▶ [Exercise task] Filter the entries, keeping every line with the word "思路引导".

▶ [Provided data]
- - -

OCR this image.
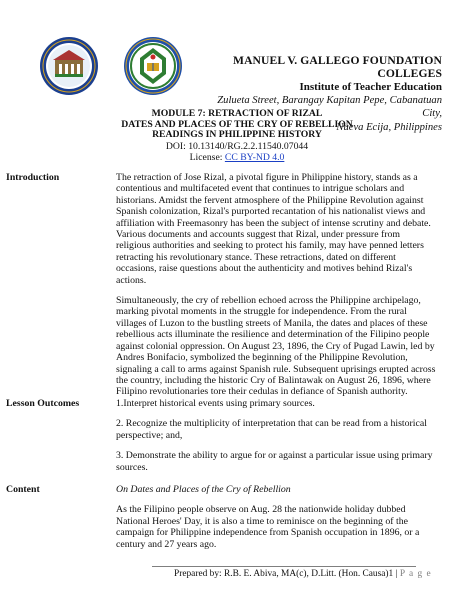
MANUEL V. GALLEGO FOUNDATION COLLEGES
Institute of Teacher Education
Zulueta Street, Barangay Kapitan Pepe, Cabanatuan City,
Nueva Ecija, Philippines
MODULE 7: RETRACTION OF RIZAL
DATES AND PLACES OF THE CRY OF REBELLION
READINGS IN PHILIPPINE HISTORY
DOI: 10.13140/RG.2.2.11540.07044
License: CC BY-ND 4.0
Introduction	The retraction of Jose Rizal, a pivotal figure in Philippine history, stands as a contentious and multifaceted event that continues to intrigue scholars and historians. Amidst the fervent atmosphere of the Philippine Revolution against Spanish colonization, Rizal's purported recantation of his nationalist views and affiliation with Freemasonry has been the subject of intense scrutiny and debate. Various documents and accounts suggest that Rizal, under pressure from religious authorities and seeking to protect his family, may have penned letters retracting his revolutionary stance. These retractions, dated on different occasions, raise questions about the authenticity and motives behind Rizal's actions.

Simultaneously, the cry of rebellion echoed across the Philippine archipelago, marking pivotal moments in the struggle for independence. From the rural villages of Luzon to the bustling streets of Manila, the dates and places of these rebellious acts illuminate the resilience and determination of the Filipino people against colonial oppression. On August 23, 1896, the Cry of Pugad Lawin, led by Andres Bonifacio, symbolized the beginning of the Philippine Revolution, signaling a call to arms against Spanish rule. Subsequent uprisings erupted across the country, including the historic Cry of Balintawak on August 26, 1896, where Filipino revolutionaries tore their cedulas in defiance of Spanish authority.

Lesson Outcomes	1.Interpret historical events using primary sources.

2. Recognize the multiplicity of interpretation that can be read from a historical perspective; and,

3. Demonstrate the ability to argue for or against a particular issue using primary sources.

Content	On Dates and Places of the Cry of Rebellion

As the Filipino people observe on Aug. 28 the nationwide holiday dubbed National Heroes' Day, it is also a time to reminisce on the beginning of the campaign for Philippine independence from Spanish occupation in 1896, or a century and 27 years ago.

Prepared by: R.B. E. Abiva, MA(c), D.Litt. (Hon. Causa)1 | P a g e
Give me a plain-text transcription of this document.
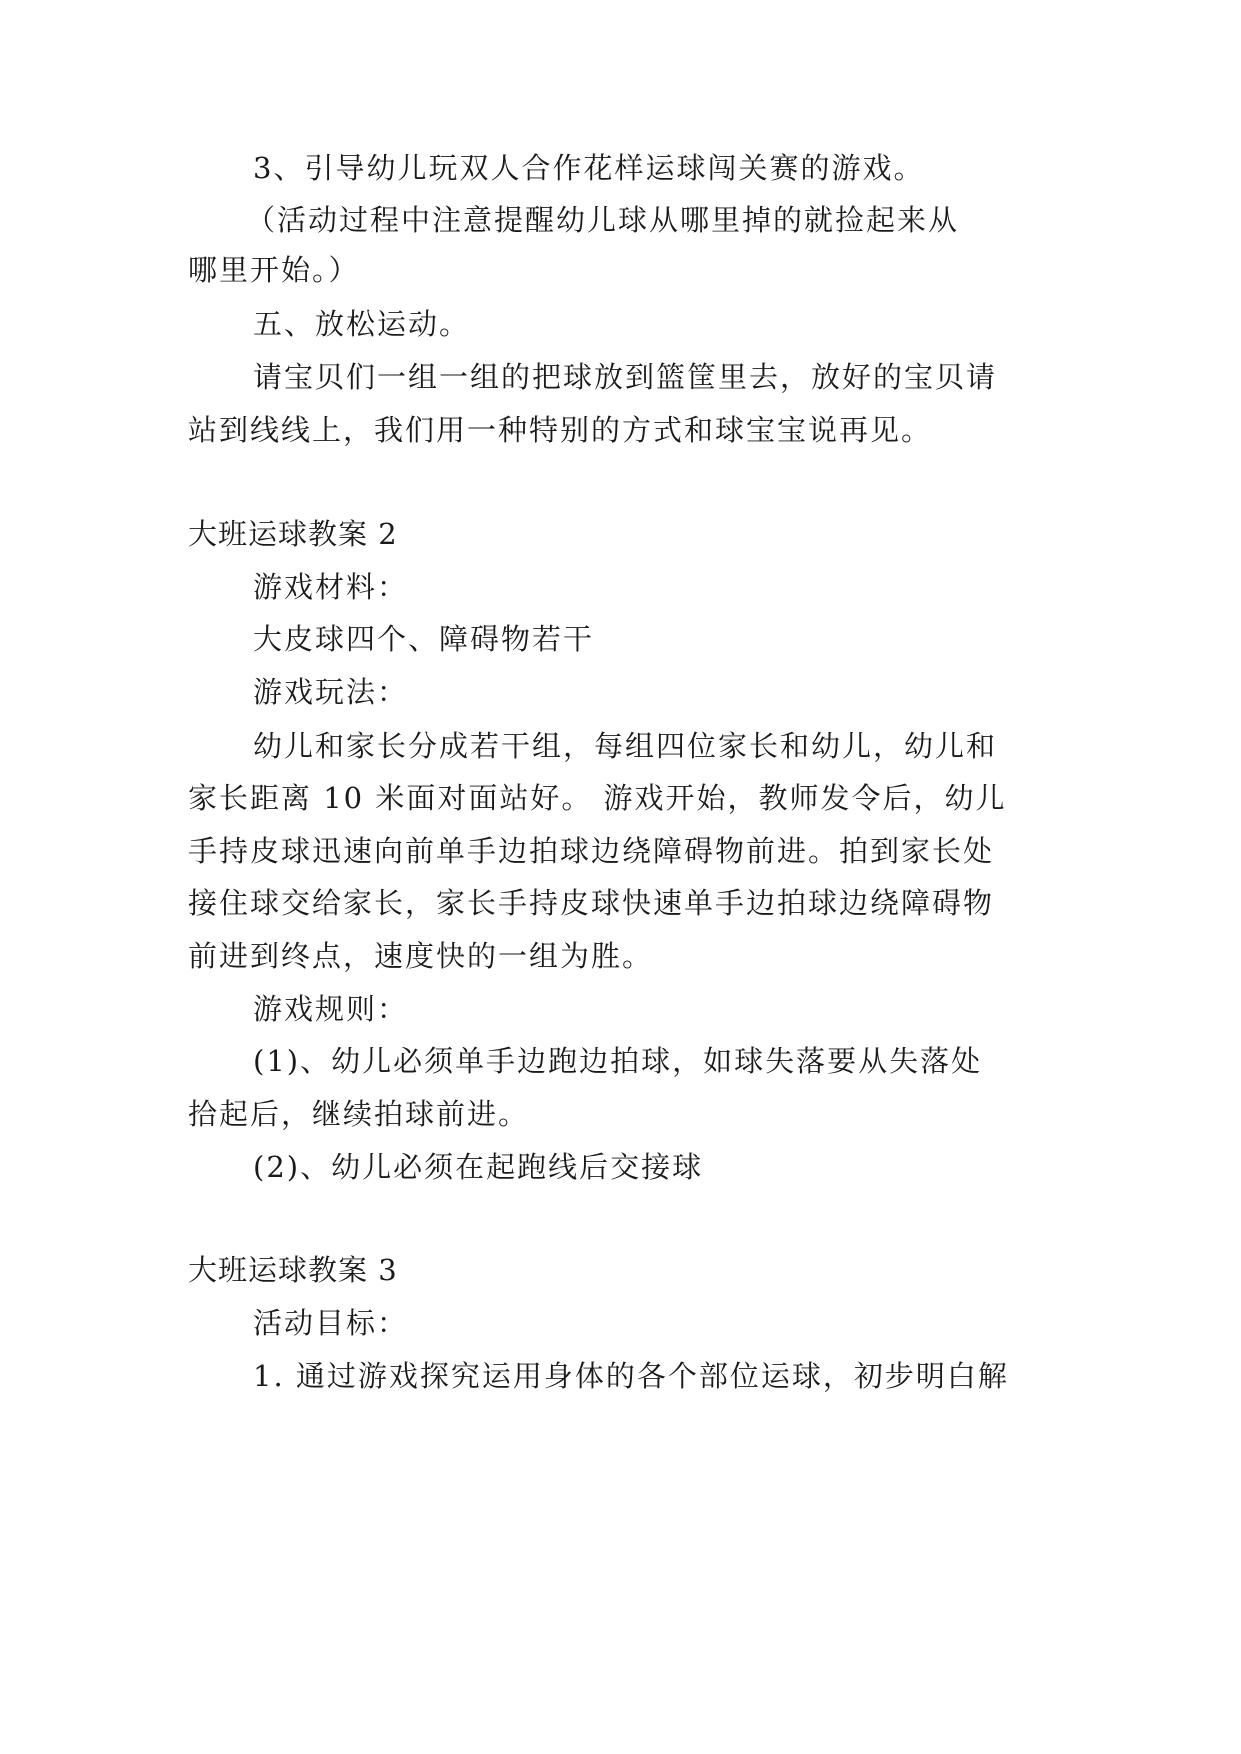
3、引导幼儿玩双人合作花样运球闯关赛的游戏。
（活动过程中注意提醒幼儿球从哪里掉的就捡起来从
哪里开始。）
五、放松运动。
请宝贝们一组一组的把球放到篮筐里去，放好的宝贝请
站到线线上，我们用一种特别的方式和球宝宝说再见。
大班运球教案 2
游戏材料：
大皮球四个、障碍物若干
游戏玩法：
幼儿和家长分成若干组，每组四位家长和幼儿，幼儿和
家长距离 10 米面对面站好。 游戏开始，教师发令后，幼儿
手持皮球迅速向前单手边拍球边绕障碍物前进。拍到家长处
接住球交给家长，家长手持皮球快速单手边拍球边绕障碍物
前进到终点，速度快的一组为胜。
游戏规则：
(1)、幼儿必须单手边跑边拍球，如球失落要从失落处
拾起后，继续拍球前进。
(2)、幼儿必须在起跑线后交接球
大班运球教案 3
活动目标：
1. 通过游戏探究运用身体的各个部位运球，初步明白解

- - -

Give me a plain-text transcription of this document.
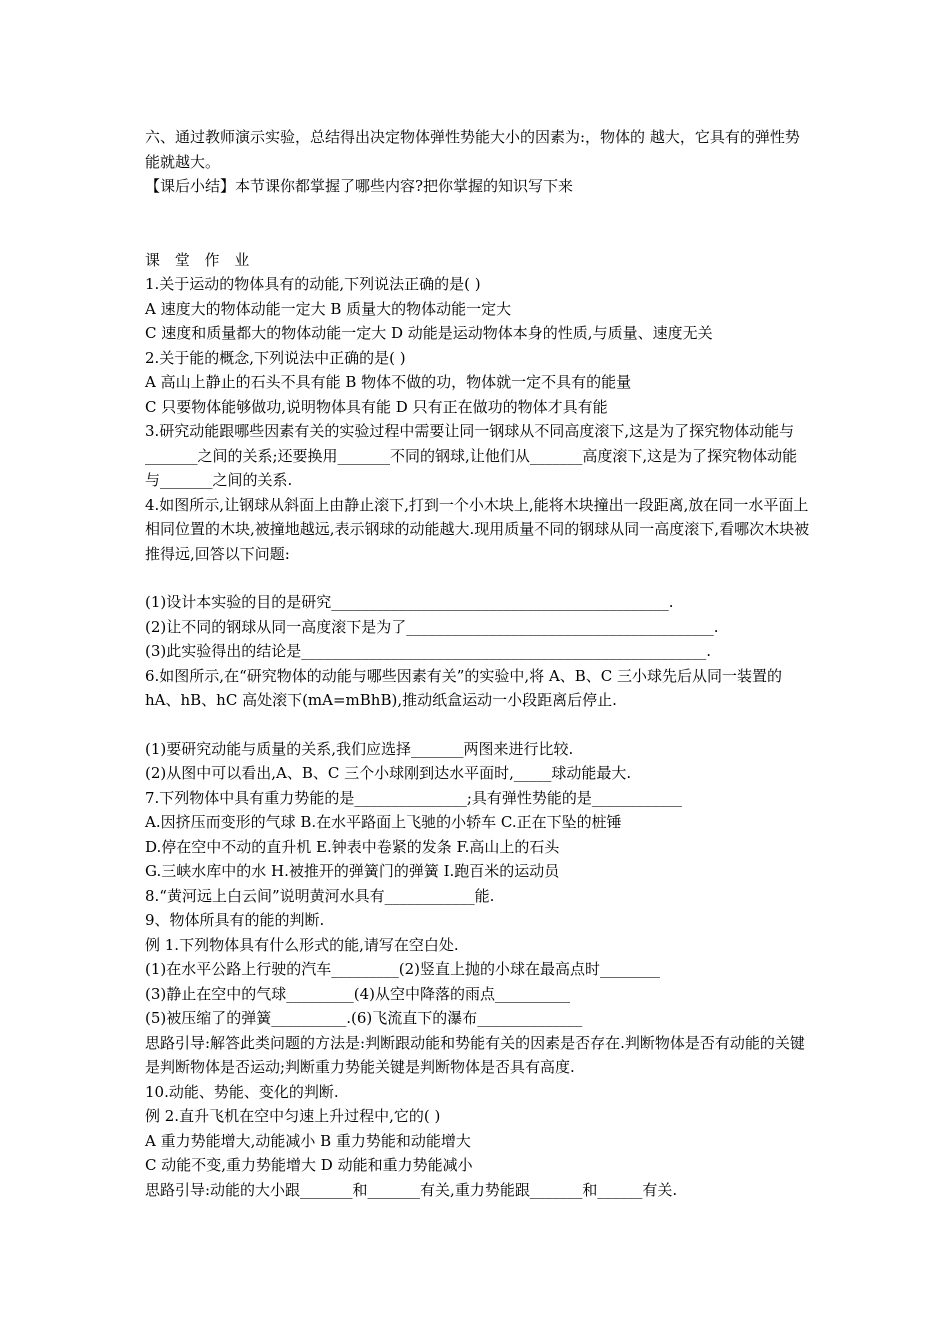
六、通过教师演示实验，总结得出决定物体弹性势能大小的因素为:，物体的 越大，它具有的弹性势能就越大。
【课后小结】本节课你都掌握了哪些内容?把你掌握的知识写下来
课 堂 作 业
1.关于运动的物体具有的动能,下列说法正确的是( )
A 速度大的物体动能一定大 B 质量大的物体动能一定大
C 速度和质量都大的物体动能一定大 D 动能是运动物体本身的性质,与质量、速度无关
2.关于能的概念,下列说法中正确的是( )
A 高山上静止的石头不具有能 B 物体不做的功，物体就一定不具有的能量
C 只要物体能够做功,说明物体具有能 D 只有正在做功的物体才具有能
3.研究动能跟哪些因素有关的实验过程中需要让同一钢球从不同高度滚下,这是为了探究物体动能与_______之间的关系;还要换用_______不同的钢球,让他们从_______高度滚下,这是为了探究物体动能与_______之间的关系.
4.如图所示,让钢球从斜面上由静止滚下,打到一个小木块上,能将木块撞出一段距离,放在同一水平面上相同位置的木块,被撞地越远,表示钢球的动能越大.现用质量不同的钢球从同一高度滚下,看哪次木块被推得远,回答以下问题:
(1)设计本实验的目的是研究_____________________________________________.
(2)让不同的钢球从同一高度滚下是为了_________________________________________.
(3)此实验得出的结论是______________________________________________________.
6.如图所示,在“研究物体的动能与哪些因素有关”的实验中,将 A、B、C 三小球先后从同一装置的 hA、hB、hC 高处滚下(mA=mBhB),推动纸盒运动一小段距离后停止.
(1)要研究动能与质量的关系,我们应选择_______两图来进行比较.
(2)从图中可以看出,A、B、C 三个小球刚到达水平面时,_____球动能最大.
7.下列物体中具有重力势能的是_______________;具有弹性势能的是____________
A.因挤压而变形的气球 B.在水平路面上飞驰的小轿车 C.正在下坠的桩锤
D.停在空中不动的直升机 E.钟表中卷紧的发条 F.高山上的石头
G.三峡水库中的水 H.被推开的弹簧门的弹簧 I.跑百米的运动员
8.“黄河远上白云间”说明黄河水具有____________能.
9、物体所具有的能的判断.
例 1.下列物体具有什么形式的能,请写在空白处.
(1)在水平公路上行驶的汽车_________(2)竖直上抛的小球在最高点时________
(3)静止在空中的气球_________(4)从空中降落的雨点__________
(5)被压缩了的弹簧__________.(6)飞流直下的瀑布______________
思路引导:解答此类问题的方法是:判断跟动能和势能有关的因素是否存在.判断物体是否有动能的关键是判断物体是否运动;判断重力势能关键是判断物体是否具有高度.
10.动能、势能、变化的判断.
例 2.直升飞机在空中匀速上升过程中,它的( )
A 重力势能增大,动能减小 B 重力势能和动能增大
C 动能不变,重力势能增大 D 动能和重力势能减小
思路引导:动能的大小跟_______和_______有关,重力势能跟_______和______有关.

- - -

▶ [Exercise answer]
思路引导:解答此类问题的方法是:判断跟动能和势能有关的因素是否存在.判断物体是否有动能的关键是判断物体是否运动;判断重力势能关键是判断物体是否具有高度.
思路引导:动能的大小跟_______和_______有关,重力势能跟_______和______有关.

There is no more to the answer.